(Items listed in a dataset)
:::::
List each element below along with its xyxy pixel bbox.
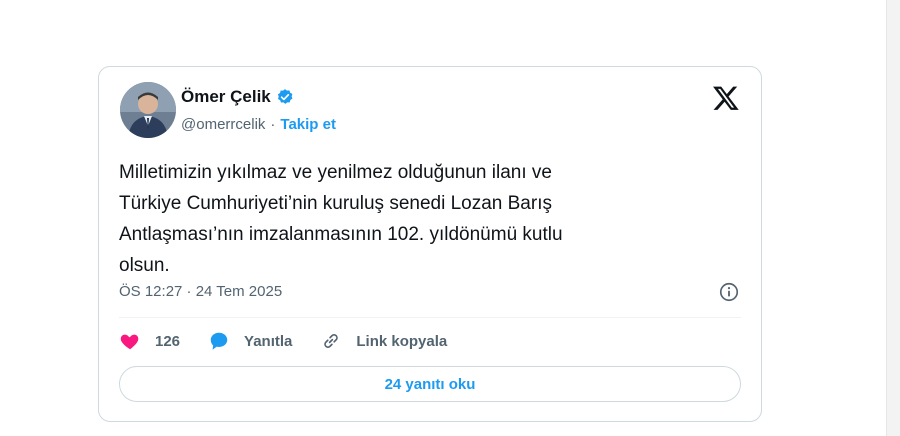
author-handle-row: @omerrcelik · Takip et	[181, 116, 336, 133]
reply-bubble-icon	[210, 332, 228, 350]
reply-button[interactable]: Yanıtla	[208, 330, 292, 352]
author-name[interactable]: Ömer Çelik	[181, 87, 271, 107]
copy-link-label: Link kopyala	[356, 332, 448, 350]
tweet-text: Milletimizin yıkılmaz ve yenilmez olduğu…	[119, 157, 719, 281]
page-scroll-strip	[886, 0, 900, 436]
embedded-tweet-card: Ömer Çelik @omerrcelik · Takip et Millet…	[98, 66, 762, 422]
tweet-text-line: Antlaşması’nın imzalanmasının 102. yıldö…	[119, 224, 563, 245]
divider	[119, 317, 741, 318]
tweet-timestamp[interactable]: ÖS 12:27 · 24 Tem 2025	[119, 283, 282, 300]
avatar[interactable]	[120, 82, 176, 138]
read-replies-label: 24 yanıtı oku	[384, 375, 476, 393]
like-button[interactable]: 126	[119, 330, 180, 352]
tweet-text-line: Türkiye Cumhuriyeti’nin kuruluş senedi L…	[119, 193, 552, 214]
copy-link-button[interactable]: Link kopyala	[320, 330, 447, 352]
info-icon[interactable]	[718, 281, 740, 303]
tweet-actions: 126 Yanıtla Link kopyala	[119, 330, 475, 352]
tweet-text-line: Milletimizin yıkılmaz ve yenilmez olduğu…	[119, 162, 552, 183]
follow-link[interactable]: Takip et	[280, 116, 336, 133]
author-handle[interactable]: @omerrcelik	[181, 116, 265, 133]
like-count: 126	[155, 332, 181, 350]
separator-dot: ·	[270, 116, 276, 133]
verified-badge-icon	[276, 88, 294, 106]
read-replies-button[interactable]: 24 yanıtı oku	[119, 366, 741, 402]
author-name-row: Ömer Çelik	[181, 87, 294, 107]
heart-icon	[120, 334, 139, 350]
link-icon	[324, 334, 339, 348]
x-logo-icon[interactable]	[712, 84, 740, 112]
reply-label: Yanıtla	[244, 332, 293, 350]
tweet-text-line: olsun.	[119, 255, 170, 276]
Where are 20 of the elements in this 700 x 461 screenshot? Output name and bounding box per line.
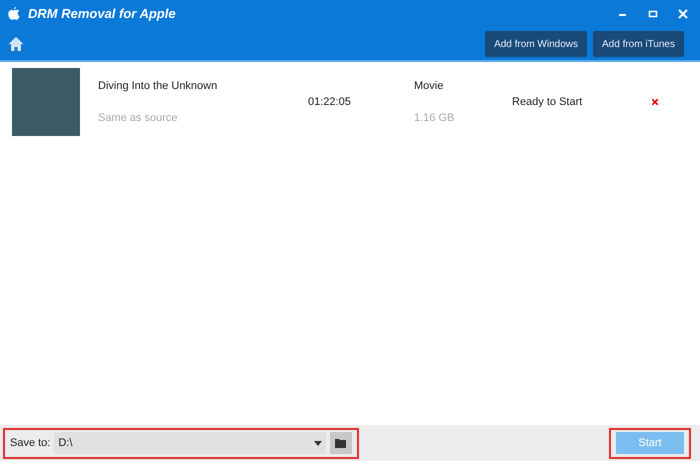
apple-logo-icon (8, 7, 20, 21)
file-title: Diving Into the Unknown (98, 78, 218, 94)
maximize-icon[interactable] (648, 9, 658, 19)
file-size: 1.16 GB (414, 111, 456, 126)
home-icon[interactable] (8, 36, 24, 52)
save-to-label: Save to: (10, 436, 50, 451)
folder-icon (335, 438, 347, 448)
window-title: DRM Removal for Apple (28, 5, 176, 24)
add-button[interactable]: Add from iTunes (593, 31, 684, 57)
media-type: Movie (414, 78, 444, 94)
close-icon[interactable] (678, 9, 688, 19)
save-path-dropdown[interactable]: D:\ (54, 432, 326, 454)
output-format: Same as source (98, 111, 178, 126)
status-text: Ready to Start (512, 94, 584, 110)
add-button[interactable]: Add from Windows (485, 31, 587, 57)
remove-icon[interactable] (652, 99, 658, 105)
browse-folder-button[interactable] (330, 432, 352, 454)
caret-icon (314, 440, 322, 446)
duration: 01:22:05 (308, 94, 352, 110)
poster-placeholder (12, 68, 80, 136)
:::::
EXERCISE:
Reproduce verbatim the part of the data that opens with the line containing "author-handle-row: @omerrcelik ·" and closes with the line containing "330, 447, 352]", including both of those lines.

SOLUTION TO THIS TASK:
author-handle-row: @omerrcelik · Takip et	[181, 116, 336, 133]
reply-bubble-icon	[210, 332, 228, 350]
reply-button[interactable]: Yanıtla	[208, 330, 292, 352]
author-name[interactable]: Ömer Çelik	[181, 87, 271, 107]
copy-link-label: Link kopyala	[356, 332, 448, 350]
tweet-text: Milletimizin yıkılmaz ve yenilmez olduğu…	[119, 157, 719, 281]
page-scroll-strip	[886, 0, 900, 436]
embedded-tweet-card: Ömer Çelik @omerrcelik · Takip et Millet…	[98, 66, 762, 422]
tweet-text-line: Antlaşması’nın imzalanmasının 102. yıldö…	[119, 224, 563, 245]
divider	[119, 317, 741, 318]
tweet-timestamp[interactable]: ÖS 12:27 · 24 Tem 2025	[119, 283, 282, 300]
avatar[interactable]	[120, 82, 176, 138]
read-replies-label: 24 yanıtı oku	[384, 375, 476, 393]
like-button[interactable]: 126	[119, 330, 180, 352]
tweet-text-line: Türkiye Cumhuriyeti’nin kuruluş senedi L…	[119, 193, 552, 214]
copy-link-button[interactable]: Link kopyala	[320, 330, 447, 352]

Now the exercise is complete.